- WHAT IS EXPECTED
Reproduce each record below exactly as written.

====================

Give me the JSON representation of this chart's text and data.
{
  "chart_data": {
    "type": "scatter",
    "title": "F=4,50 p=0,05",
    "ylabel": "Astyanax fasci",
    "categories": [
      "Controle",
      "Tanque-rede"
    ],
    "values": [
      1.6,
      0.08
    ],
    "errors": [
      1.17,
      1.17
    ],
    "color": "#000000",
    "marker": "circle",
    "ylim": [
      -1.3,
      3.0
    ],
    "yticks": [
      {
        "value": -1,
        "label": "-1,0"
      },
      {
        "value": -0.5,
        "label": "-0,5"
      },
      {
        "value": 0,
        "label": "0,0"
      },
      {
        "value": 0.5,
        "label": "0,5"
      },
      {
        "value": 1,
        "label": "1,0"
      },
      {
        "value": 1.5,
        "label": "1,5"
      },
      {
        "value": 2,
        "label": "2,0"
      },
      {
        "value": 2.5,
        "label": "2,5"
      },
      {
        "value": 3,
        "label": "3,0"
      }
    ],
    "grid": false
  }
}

====================

- TASK SOLUTION
Give me the JSON representation of this chart's text and data.
{
  "chart_data": {
    "type": "scatter",
    "title": "F=4,50 p=0,05",
    "ylabel": "Astyanax fasci",
    "categories": [
      "Controle",
      "Tanque-rede"
    ],
    "values": [
      1.6,
      0.08
    ],
    "errors": [
      1.17,
      1.17
    ],
    "color": "#000000",
    "marker": "circle",
    "ylim": [
      -1.3,
      3.0
    ],
    "yticks": [
      {
        "value": -1,
        "label": "-1,0"
      },
      {
        "value": -0.5,
        "label": "-0,5"
      },
      {
        "value": 0,
        "label": "0,0"
      },
      {
        "value": 0.5,
        "label": "0,5"
      },
      {
        "value": 1,
        "label": "1,0"
      },
      {
        "value": 1.5,
        "label": "1,5"
      },
      {
        "value": 2,
        "label": "2,0"
      },
      {
        "value": 2.5,
        "label": "2,5"
      },
      {
        "value": 3,
        "label": "3,0"
      }
    ],
    "grid": false
  }
}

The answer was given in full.